• **Problem statement**
Extract the text of each entry below exactly, leaving every image behind.

━━ Supplied data ━━

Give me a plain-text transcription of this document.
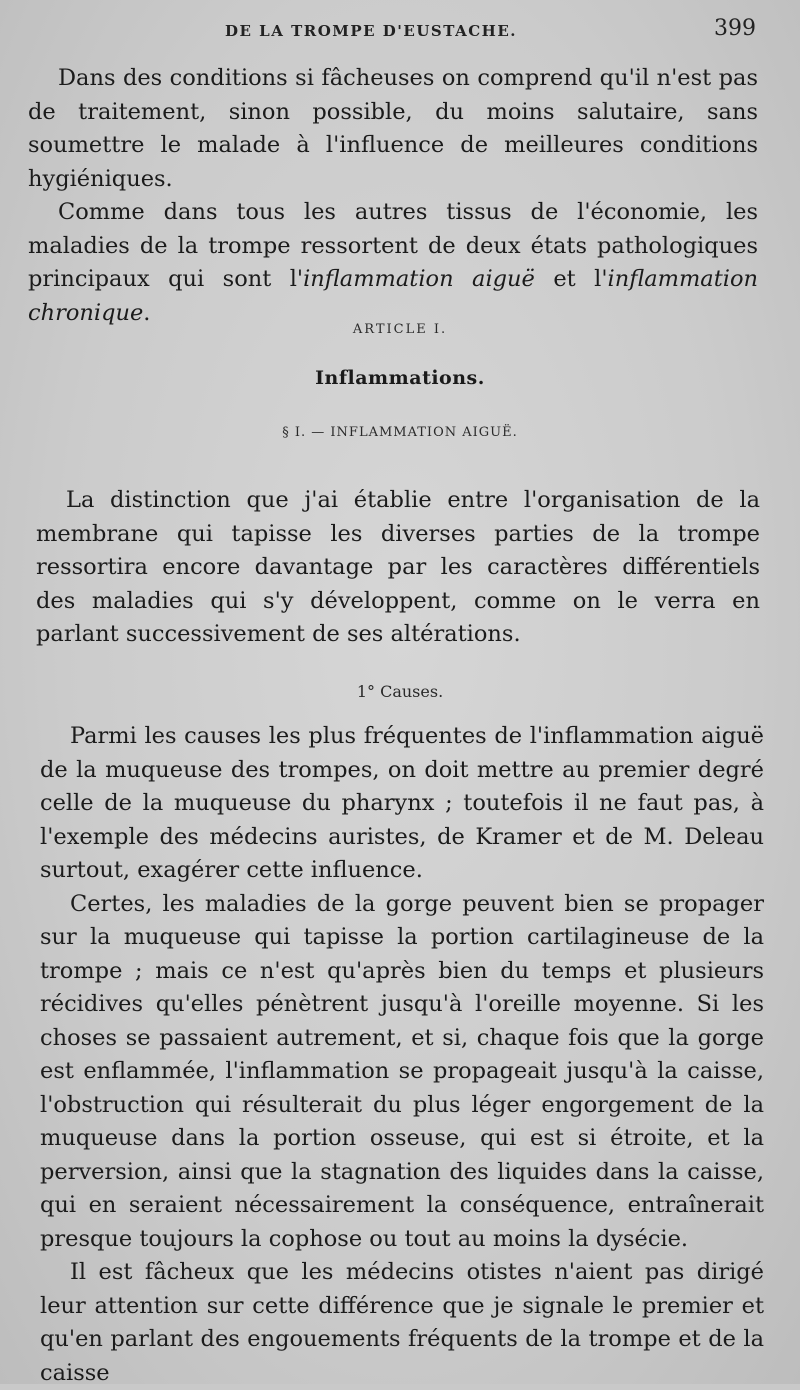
DE LA TROMPE D'EUSTACHE.	399

Dans des conditions si fâcheuses on comprend qu'il n'est pas de traitement, sinon possible, du moins salutaire, sans soumettre le malade à l'influence de meilleures conditions hygiéniques.

Comme dans tous les autres tissus de l'économie, les maladies de la trompe ressortent de deux états pathologiques principaux qui sont l'inflammation aiguë et l'inflammation chronique.

ARTICLE I.
Inflammations.
§ I. — INFLAMMATION AIGUË.

La distinction que j'ai établie entre l'organisation de la membrane qui tapisse les diverses parties de la trompe ressortira encore davantage par les caractères différentiels des maladies qui s'y développent, comme on le verra en parlant successivement de ses altérations.

1° Causes.

Parmi les causes les plus fréquentes de l'inflammation aiguë de la muqueuse des trompes, on doit mettre au premier degré celle de la muqueuse du pharynx ; toutefois il ne faut pas, à l'exemple des médecins auristes, de Kramer et de M. Deleau surtout, exagérer cette influence.

Certes, les maladies de la gorge peuvent bien se propager sur la muqueuse qui tapisse la portion cartilagineuse de la trompe ; mais ce n'est qu'après bien du temps et plusieurs récidives qu'elles pénètrent jusqu'à l'oreille moyenne. Si les choses se passaient autrement, et si, chaque fois que la gorge est enflammée, l'inflammation se propageait jusqu'à la caisse, l'obstruction qui résulterait du plus léger engorgement de la muqueuse dans la portion osseuse, qui est si étroite, et la perversion, ainsi que la stagnation des liquides dans la caisse, qui en seraient nécessairement la conséquence, entraînerait presque toujours la cophose ou tout au moins la dysécie.

Il est fâcheux que les médecins otistes n'aient pas dirigé leur attention sur cette différence que je signale le premier et qu'en parlant des engouements fréquents de la trompe et de la caisse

━━━

• **Result of this task**
Give me a plain-text transcription of this document.
DE LA TROMPE D'EUSTACHE.	399

Dans des conditions si fâcheuses on comprend qu'il n'est pas de traitement, sinon possible, du moins salutaire, sans soumettre le malade à l'influence de meilleures conditions hygiéniques.

Comme dans tous les autres tissus de l'économie, les maladies de la trompe ressortent de deux états pathologiques principaux qui sont l'inflammation aiguë et l'inflammation chronique.

ARTICLE I.
Inflammations.
§ I. — INFLAMMATION AIGUË.

La distinction que j'ai établie entre l'organisation de la membrane qui tapisse les diverses parties de la trompe ressortira encore davantage par les caractères différentiels des maladies qui s'y développent, comme on le verra en parlant successivement de ses altérations.

1° Causes.

Parmi les causes les plus fréquentes de l'inflammation aiguë de la muqueuse des trompes, on doit mettre au premier degré celle de la muqueuse du pharynx ; toutefois il ne faut pas, à l'exemple des médecins auristes, de Kramer et de M. Deleau surtout, exagérer cette influence.

Certes, les maladies de la gorge peuvent bien se propager sur la muqueuse qui tapisse la portion cartilagineuse de la trompe ; mais ce n'est qu'après bien du temps et plusieurs récidives qu'elles pénètrent jusqu'à l'oreille moyenne. Si les choses se passaient autrement, et si, chaque fois que la gorge est enflammée, l'inflammation se propageait jusqu'à la caisse, l'obstruction qui résulterait du plus léger engorgement de la muqueuse dans la portion osseuse, qui est si étroite, et la perversion, ainsi que la stagnation des liquides dans la caisse, qui en seraient nécessairement la conséquence, entraînerait presque toujours la cophose ou tout au moins la dysécie.

Il est fâcheux que les médecins otistes n'aient pas dirigé leur attention sur cette différence que je signale le premier et qu'en parlant des engouements fréquents de la trompe et de la caisse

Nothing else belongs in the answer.